GIVEN RECORDS:
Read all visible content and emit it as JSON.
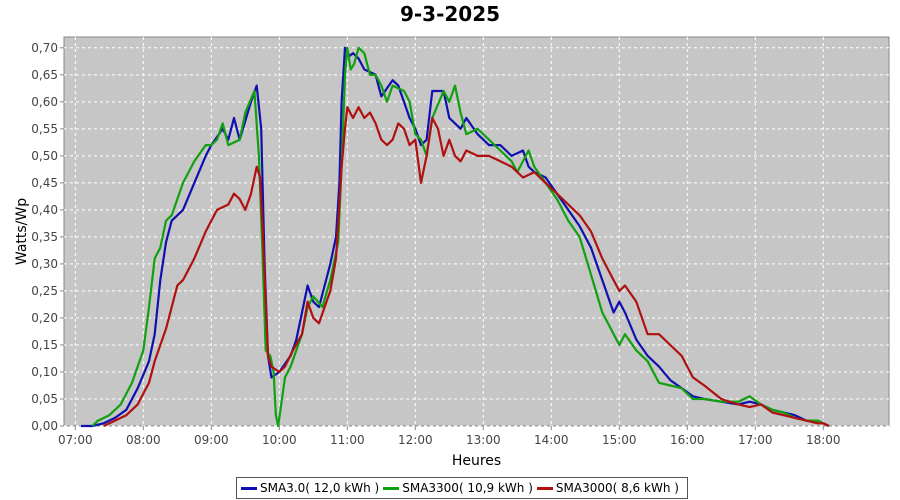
{
  "chart_data": {
    "type": "line",
    "title": "9-3-2025",
    "xlabel": "Heures",
    "ylabel": "Watts/Wp",
    "x_unit": "hour-of-day",
    "xlim": [
      "06:50",
      "18:58"
    ],
    "ylim": [
      0,
      0.72
    ],
    "x_ticks": [
      "07:00",
      "08:00",
      "09:00",
      "10:00",
      "11:00",
      "12:00",
      "13:00",
      "14:00",
      "15:00",
      "16:00",
      "17:00",
      "18:00"
    ],
    "y_ticks": [
      "0,00",
      "0,05",
      "0,10",
      "0,15",
      "0,20",
      "0,25",
      "0,30",
      "0,35",
      "0,40",
      "0,45",
      "0,50",
      "0,55",
      "0,60",
      "0,65",
      "0,70"
    ],
    "grid": true,
    "legend_position": "bottom",
    "series": [
      {
        "name": "SMA3.0( 12,0 kWh )",
        "color": "#1010b0",
        "points": [
          [
            "07:05",
            0.0
          ],
          [
            "07:15",
            0.0
          ],
          [
            "07:25",
            0.005
          ],
          [
            "07:35",
            0.015
          ],
          [
            "07:45",
            0.03
          ],
          [
            "07:55",
            0.07
          ],
          [
            "08:05",
            0.12
          ],
          [
            "08:10",
            0.17
          ],
          [
            "08:15",
            0.27
          ],
          [
            "08:20",
            0.34
          ],
          [
            "08:25",
            0.38
          ],
          [
            "08:35",
            0.4
          ],
          [
            "08:45",
            0.45
          ],
          [
            "08:55",
            0.5
          ],
          [
            "09:00",
            0.52
          ],
          [
            "09:10",
            0.55
          ],
          [
            "09:15",
            0.53
          ],
          [
            "09:20",
            0.57
          ],
          [
            "09:25",
            0.53
          ],
          [
            "09:35",
            0.6
          ],
          [
            "09:40",
            0.63
          ],
          [
            "09:44",
            0.55
          ],
          [
            "09:47",
            0.3
          ],
          [
            "09:50",
            0.13
          ],
          [
            "09:53",
            0.09
          ],
          [
            "10:00",
            0.1
          ],
          [
            "10:10",
            0.13
          ],
          [
            "10:15",
            0.16
          ],
          [
            "10:20",
            0.21
          ],
          [
            "10:25",
            0.26
          ],
          [
            "10:30",
            0.23
          ],
          [
            "10:35",
            0.22
          ],
          [
            "10:45",
            0.3
          ],
          [
            "10:50",
            0.35
          ],
          [
            "10:53",
            0.45
          ],
          [
            "10:55",
            0.6
          ],
          [
            "10:58",
            0.7
          ],
          [
            "11:02",
            0.685
          ],
          [
            "11:05",
            0.69
          ],
          [
            "11:10",
            0.68
          ],
          [
            "11:15",
            0.66
          ],
          [
            "11:25",
            0.65
          ],
          [
            "11:30",
            0.61
          ],
          [
            "11:40",
            0.64
          ],
          [
            "11:45",
            0.63
          ],
          [
            "11:55",
            0.57
          ],
          [
            "12:00",
            0.55
          ],
          [
            "12:05",
            0.52
          ],
          [
            "12:10",
            0.53
          ],
          [
            "12:15",
            0.62
          ],
          [
            "12:25",
            0.62
          ],
          [
            "12:30",
            0.57
          ],
          [
            "12:35",
            0.56
          ],
          [
            "12:40",
            0.55
          ],
          [
            "12:45",
            0.57
          ],
          [
            "12:55",
            0.54
          ],
          [
            "13:05",
            0.52
          ],
          [
            "13:15",
            0.52
          ],
          [
            "13:25",
            0.5
          ],
          [
            "13:35",
            0.51
          ],
          [
            "13:40",
            0.48
          ],
          [
            "13:45",
            0.47
          ],
          [
            "13:55",
            0.46
          ],
          [
            "14:05",
            0.43
          ],
          [
            "14:15",
            0.4
          ],
          [
            "14:25",
            0.37
          ],
          [
            "14:35",
            0.33
          ],
          [
            "14:45",
            0.27
          ],
          [
            "14:55",
            0.21
          ],
          [
            "15:00",
            0.23
          ],
          [
            "15:05",
            0.21
          ],
          [
            "15:15",
            0.16
          ],
          [
            "15:25",
            0.13
          ],
          [
            "15:35",
            0.11
          ],
          [
            "15:45",
            0.085
          ],
          [
            "15:55",
            0.07
          ],
          [
            "16:05",
            0.055
          ],
          [
            "16:15",
            0.05
          ],
          [
            "16:30",
            0.045
          ],
          [
            "16:45",
            0.04
          ],
          [
            "16:55",
            0.045
          ],
          [
            "17:05",
            0.04
          ],
          [
            "17:15",
            0.03
          ],
          [
            "17:25",
            0.025
          ],
          [
            "17:35",
            0.02
          ],
          [
            "17:45",
            0.01
          ],
          [
            "17:55",
            0.01
          ],
          [
            "18:00",
            0.005
          ],
          [
            "18:05",
            0.0
          ]
        ]
      },
      {
        "name": "SMA3300( 10,9 kWh )",
        "color": "#10a010",
        "points": [
          [
            "07:15",
            0.0
          ],
          [
            "07:20",
            0.01
          ],
          [
            "07:30",
            0.02
          ],
          [
            "07:40",
            0.04
          ],
          [
            "07:50",
            0.08
          ],
          [
            "08:00",
            0.14
          ],
          [
            "08:05",
            0.22
          ],
          [
            "08:10",
            0.31
          ],
          [
            "08:15",
            0.33
          ],
          [
            "08:20",
            0.38
          ],
          [
            "08:25",
            0.39
          ],
          [
            "08:35",
            0.45
          ],
          [
            "08:45",
            0.49
          ],
          [
            "08:55",
            0.52
          ],
          [
            "09:00",
            0.52
          ],
          [
            "09:05",
            0.53
          ],
          [
            "09:10",
            0.56
          ],
          [
            "09:15",
            0.52
          ],
          [
            "09:25",
            0.53
          ],
          [
            "09:30",
            0.58
          ],
          [
            "09:38",
            0.62
          ],
          [
            "09:42",
            0.5
          ],
          [
            "09:45",
            0.33
          ],
          [
            "09:48",
            0.14
          ],
          [
            "09:52",
            0.13
          ],
          [
            "09:55",
            0.1
          ],
          [
            "09:57",
            0.02
          ],
          [
            "09:59",
            0.0
          ],
          [
            "10:05",
            0.09
          ],
          [
            "10:10",
            0.11
          ],
          [
            "10:15",
            0.14
          ],
          [
            "10:20",
            0.17
          ],
          [
            "10:25",
            0.22
          ],
          [
            "10:30",
            0.24
          ],
          [
            "10:38",
            0.22
          ],
          [
            "10:45",
            0.27
          ],
          [
            "10:52",
            0.34
          ],
          [
            "10:55",
            0.48
          ],
          [
            "10:58",
            0.65
          ],
          [
            "11:00",
            0.7
          ],
          [
            "11:03",
            0.66
          ],
          [
            "11:06",
            0.67
          ],
          [
            "11:10",
            0.7
          ],
          [
            "11:15",
            0.69
          ],
          [
            "11:20",
            0.65
          ],
          [
            "11:25",
            0.65
          ],
          [
            "11:30",
            0.63
          ],
          [
            "11:35",
            0.6
          ],
          [
            "11:40",
            0.63
          ],
          [
            "11:50",
            0.62
          ],
          [
            "11:55",
            0.6
          ],
          [
            "12:00",
            0.54
          ],
          [
            "12:05",
            0.53
          ],
          [
            "12:10",
            0.5
          ],
          [
            "12:15",
            0.57
          ],
          [
            "12:25",
            0.62
          ],
          [
            "12:30",
            0.6
          ],
          [
            "12:35",
            0.63
          ],
          [
            "12:40",
            0.58
          ],
          [
            "12:45",
            0.54
          ],
          [
            "12:55",
            0.55
          ],
          [
            "13:05",
            0.53
          ],
          [
            "13:15",
            0.51
          ],
          [
            "13:25",
            0.49
          ],
          [
            "13:30",
            0.47
          ],
          [
            "13:40",
            0.51
          ],
          [
            "13:45",
            0.48
          ],
          [
            "13:55",
            0.45
          ],
          [
            "14:05",
            0.42
          ],
          [
            "14:15",
            0.38
          ],
          [
            "14:25",
            0.35
          ],
          [
            "14:35",
            0.28
          ],
          [
            "14:45",
            0.21
          ],
          [
            "14:50",
            0.19
          ],
          [
            "15:00",
            0.15
          ],
          [
            "15:05",
            0.17
          ],
          [
            "15:15",
            0.14
          ],
          [
            "15:25",
            0.12
          ],
          [
            "15:35",
            0.08
          ],
          [
            "15:45",
            0.075
          ],
          [
            "15:55",
            0.07
          ],
          [
            "16:05",
            0.05
          ],
          [
            "16:15",
            0.05
          ],
          [
            "16:30",
            0.045
          ],
          [
            "16:45",
            0.045
          ],
          [
            "16:55",
            0.055
          ],
          [
            "17:05",
            0.04
          ],
          [
            "17:15",
            0.03
          ],
          [
            "17:25",
            0.025
          ],
          [
            "17:35",
            0.015
          ],
          [
            "17:45",
            0.01
          ],
          [
            "17:55",
            0.01
          ],
          [
            "18:00",
            0.005
          ],
          [
            "18:05",
            0.0
          ]
        ]
      },
      {
        "name": "SMA3000( 8,6 kWh )",
        "color": "#b01010",
        "points": [
          [
            "07:25",
            0.0
          ],
          [
            "07:35",
            0.01
          ],
          [
            "07:45",
            0.02
          ],
          [
            "07:55",
            0.04
          ],
          [
            "08:00",
            0.06
          ],
          [
            "08:05",
            0.08
          ],
          [
            "08:10",
            0.12
          ],
          [
            "08:20",
            0.18
          ],
          [
            "08:25",
            0.22
          ],
          [
            "08:30",
            0.26
          ],
          [
            "08:35",
            0.27
          ],
          [
            "08:45",
            0.31
          ],
          [
            "08:55",
            0.36
          ],
          [
            "09:05",
            0.4
          ],
          [
            "09:15",
            0.41
          ],
          [
            "09:20",
            0.43
          ],
          [
            "09:25",
            0.42
          ],
          [
            "09:30",
            0.4
          ],
          [
            "09:35",
            0.43
          ],
          [
            "09:40",
            0.48
          ],
          [
            "09:43",
            0.46
          ],
          [
            "09:45",
            0.38
          ],
          [
            "09:48",
            0.23
          ],
          [
            "09:50",
            0.13
          ],
          [
            "09:53",
            0.11
          ],
          [
            "10:00",
            0.1
          ],
          [
            "10:05",
            0.11
          ],
          [
            "10:12",
            0.14
          ],
          [
            "10:20",
            0.17
          ],
          [
            "10:25",
            0.23
          ],
          [
            "10:30",
            0.2
          ],
          [
            "10:35",
            0.19
          ],
          [
            "10:40",
            0.22
          ],
          [
            "10:45",
            0.25
          ],
          [
            "10:50",
            0.31
          ],
          [
            "10:55",
            0.48
          ],
          [
            "10:58",
            0.55
          ],
          [
            "11:00",
            0.59
          ],
          [
            "11:05",
            0.57
          ],
          [
            "11:10",
            0.59
          ],
          [
            "11:15",
            0.57
          ],
          [
            "11:20",
            0.58
          ],
          [
            "11:25",
            0.56
          ],
          [
            "11:30",
            0.53
          ],
          [
            "11:35",
            0.52
          ],
          [
            "11:40",
            0.53
          ],
          [
            "11:45",
            0.56
          ],
          [
            "11:50",
            0.55
          ],
          [
            "11:55",
            0.52
          ],
          [
            "12:00",
            0.53
          ],
          [
            "12:05",
            0.45
          ],
          [
            "12:10",
            0.5
          ],
          [
            "12:15",
            0.57
          ],
          [
            "12:20",
            0.55
          ],
          [
            "12:25",
            0.5
          ],
          [
            "12:30",
            0.53
          ],
          [
            "12:35",
            0.5
          ],
          [
            "12:40",
            0.49
          ],
          [
            "12:45",
            0.51
          ],
          [
            "12:55",
            0.5
          ],
          [
            "13:05",
            0.5
          ],
          [
            "13:15",
            0.49
          ],
          [
            "13:25",
            0.48
          ],
          [
            "13:35",
            0.46
          ],
          [
            "13:45",
            0.47
          ],
          [
            "13:55",
            0.45
          ],
          [
            "14:05",
            0.43
          ],
          [
            "14:15",
            0.41
          ],
          [
            "14:25",
            0.39
          ],
          [
            "14:35",
            0.36
          ],
          [
            "14:45",
            0.31
          ],
          [
            "14:55",
            0.27
          ],
          [
            "15:00",
            0.25
          ],
          [
            "15:05",
            0.26
          ],
          [
            "15:15",
            0.23
          ],
          [
            "15:25",
            0.17
          ],
          [
            "15:35",
            0.17
          ],
          [
            "15:45",
            0.15
          ],
          [
            "15:55",
            0.13
          ],
          [
            "16:05",
            0.09
          ],
          [
            "16:15",
            0.075
          ],
          [
            "16:30",
            0.05
          ],
          [
            "16:45",
            0.04
          ],
          [
            "16:55",
            0.035
          ],
          [
            "17:05",
            0.04
          ],
          [
            "17:15",
            0.025
          ],
          [
            "17:25",
            0.02
          ],
          [
            "17:35",
            0.015
          ],
          [
            "17:45",
            0.01
          ],
          [
            "17:55",
            0.005
          ],
          [
            "18:00",
            0.005
          ],
          [
            "18:05",
            0.0
          ]
        ]
      }
    ]
  }
}
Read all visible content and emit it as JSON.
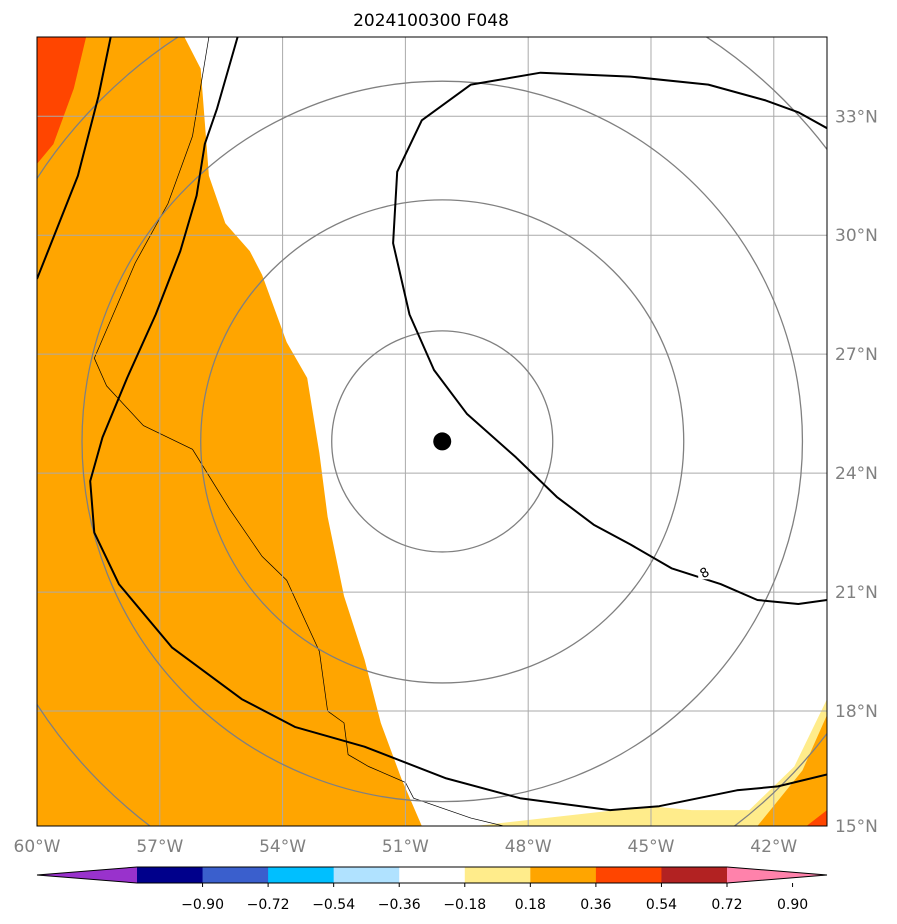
{
  "chart_data": {
    "type": "heatmap",
    "title": "2024100300 F048",
    "map": {
      "lon_range": [
        -60,
        -40.7
      ],
      "lat_range": [
        15.1,
        35
      ]
    },
    "x_ticks": [
      -60,
      -57,
      -54,
      -51,
      -48,
      -45,
      -42
    ],
    "x_tick_labels": [
      "60°W",
      "57°W",
      "54°W",
      "51°W",
      "48°W",
      "45°W",
      "42°W"
    ],
    "y_ticks": [
      15,
      18,
      21,
      24,
      27,
      30,
      33
    ],
    "y_tick_labels": [
      "15°N",
      "18°N",
      "21°N",
      "24°N",
      "27°N",
      "30°N",
      "33°N"
    ],
    "grid": true,
    "storm_center": {
      "lon": -50.1,
      "lat": 24.8
    },
    "range_ring_radii_deg": [
      2.7,
      5.9,
      8.8,
      11.8
    ],
    "colorbar": {
      "levels": [
        -0.9,
        -0.72,
        -0.54,
        -0.36,
        -0.18,
        0.18,
        0.36,
        0.54,
        0.72,
        0.9
      ],
      "tick_labels": [
        "−0.90",
        "−0.72",
        "−0.54",
        "−0.36",
        "−0.18",
        "0.18",
        "0.36",
        "0.54",
        "0.72",
        "0.90"
      ],
      "colors": [
        "#9932cc",
        "#00008b",
        "#3a5fcd",
        "#00bfff",
        "#b0e2ff",
        "#ffffff",
        "#ffec8b",
        "#ffa500",
        "#ff4500",
        "#b22222",
        "#ff82ab"
      ],
      "extend": "both"
    },
    "contour_label": "8",
    "contour_label_position": {
      "lon": -43.7,
      "lat": 21.5
    },
    "filled_regions": [
      {
        "level": "0.36–0.54",
        "color": "#ffa500",
        "lons": [
          -60,
          -60,
          -56.4,
          -56,
          -55.8,
          -55.4,
          -54.8,
          -54.5,
          -53.9,
          -53.4,
          -53.1,
          -52.9,
          -52.5,
          -52.0,
          -51.6,
          -51.1,
          -50.6,
          -60
        ],
        "lats": [
          15.1,
          35,
          35,
          34.2,
          31.5,
          30.3,
          29.6,
          29.0,
          27.3,
          26.4,
          24.5,
          22.9,
          20.9,
          19.3,
          17.7,
          16.3,
          15.1,
          15.1
        ]
      },
      {
        "level": "0.54–0.72",
        "color": "#ff4500",
        "lons": [
          -60,
          -58.8,
          -59.1,
          -59.6,
          -60
        ],
        "lats": [
          35,
          35,
          33.7,
          32.3,
          31.8
        ]
      },
      {
        "level": "0.18–0.36",
        "color": "#ffec8b",
        "lons": [
          -45.0,
          -44.0,
          -42.6,
          -41.5,
          -40.7,
          -40.7,
          -44.8,
          -49.3
        ],
        "lats": [
          15.6,
          15.5,
          15.5,
          16.6,
          18.3,
          15.1,
          15.1,
          15.1
        ]
      },
      {
        "level": "0.36–0.54",
        "color": "#ffa500",
        "lons": [
          -42.4,
          -41.3,
          -40.7,
          -40.7,
          -41.0,
          -42.6
        ],
        "lats": [
          15.1,
          16.5,
          17.9,
          15.1,
          15.1,
          15.1
        ]
      },
      {
        "level": "0.54–0.72",
        "color": "#ff4500",
        "lons": [
          -40.7,
          -41.2,
          -40.7
        ],
        "lats": [
          15.5,
          15.1,
          15.1
        ]
      }
    ],
    "contours": [
      {
        "lons": [
          -60,
          -59.0,
          -58.5,
          -58.2
        ],
        "lats": [
          28.9,
          31.5,
          33.5,
          35
        ]
      },
      {
        "lons": [
          -55.1,
          -55.6,
          -55.9,
          -56.1,
          -56.5,
          -57.1,
          -57.8,
          -58.4,
          -58.7,
          -58.6,
          -58.0,
          -56.7,
          -55.0,
          -53.7,
          -52.0,
          -50.0,
          -48.2,
          -46.0,
          -44.8,
          -42.9,
          -41.9,
          -40.7
        ],
        "lats": [
          35,
          33.2,
          32.3,
          31.0,
          29.6,
          28.0,
          26.4,
          24.9,
          23.8,
          22.5,
          21.2,
          19.6,
          18.3,
          17.6,
          17.1,
          16.3,
          15.8,
          15.5,
          15.6,
          16.0,
          16.1,
          16.4
        ]
      },
      {
        "lons": [
          -40.7,
          -41.4,
          -42.4,
          -43.3,
          -44.5,
          -45.5,
          -46.4,
          -47.3,
          -48.3,
          -49.5,
          -50.3,
          -50.9,
          -51.3,
          -51.2,
          -50.6,
          -49.4,
          -47.7,
          -45.5,
          -43.6,
          -42.2,
          -41.4,
          -40.7
        ],
        "lats": [
          20.8,
          20.7,
          20.8,
          21.2,
          21.6,
          22.2,
          22.7,
          23.4,
          24.4,
          25.5,
          26.6,
          28.0,
          29.8,
          31.6,
          32.9,
          33.8,
          34.1,
          34.0,
          33.8,
          33.4,
          33.1,
          32.7
        ]
      }
    ],
    "thin_outline": [
      {
        "lons": [
          -55.8,
          -56.2,
          -56.8,
          -57.6,
          -58.1,
          -58.6,
          -58.3,
          -57.4,
          -56.2,
          -55.3,
          -54.5,
          -53.9,
          -53.1,
          -52.9,
          -52.5,
          -52.4,
          -51.9,
          -51.0,
          -50.8,
          -49.4,
          -48.6,
          -48.1
        ],
        "lats": [
          35,
          32.5,
          30.8,
          29.3,
          28.1,
          26.9,
          26.2,
          25.2,
          24.6,
          23.1,
          21.9,
          21.3,
          19.5,
          18.0,
          17.7,
          16.9,
          16.6,
          16.2,
          15.8,
          15.3,
          15.1,
          15.1
        ]
      }
    ]
  }
}
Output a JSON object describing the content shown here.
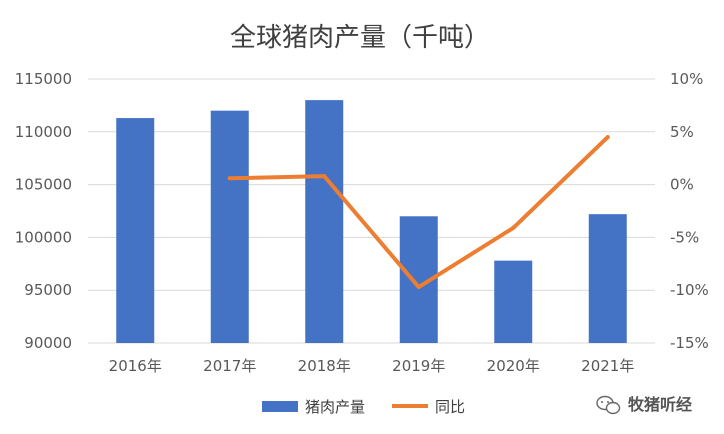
{
  "chart_data": {
    "type": "bar",
    "title": "全球猪肉产量（千吨）",
    "categories": [
      "2016年",
      "2017年",
      "2018年",
      "2019年",
      "2020年",
      "2021年"
    ],
    "series": [
      {
        "name": "猪肉产量",
        "type": "bar",
        "axis": "left",
        "color": "#4472c4",
        "values": [
          111300,
          112000,
          113000,
          102000,
          97800,
          102200
        ]
      },
      {
        "name": "同比",
        "type": "line",
        "axis": "right",
        "color": "#ed7d31",
        "values": [
          null,
          0.6,
          0.8,
          -9.7,
          -4.1,
          4.5
        ]
      }
    ],
    "ylim": [
      90000,
      115000
    ],
    "yticks": [
      "90000",
      "95000",
      "100000",
      "105000",
      "110000",
      "115000"
    ],
    "y2lim": [
      -15,
      10
    ],
    "y2ticks": [
      "-15%",
      "-10%",
      "-5%",
      "0%",
      "5%",
      "10%"
    ],
    "grid": true,
    "legend": "bottom"
  },
  "watermark": {
    "icon": "wechat-icon",
    "text": "牧猪听经"
  }
}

YOUR INSTRUCTIONS:
Copy each line above containing the string "name".

WRITTEN ANSWER:
        "name": "SMA3.0( 12,0 kWh )",
        "name": "SMA3300( 10,9 kWh )",
        "name": "SMA3000( 8,6 kWh )",
        "name": "猪肉产量",
        "name": "同比",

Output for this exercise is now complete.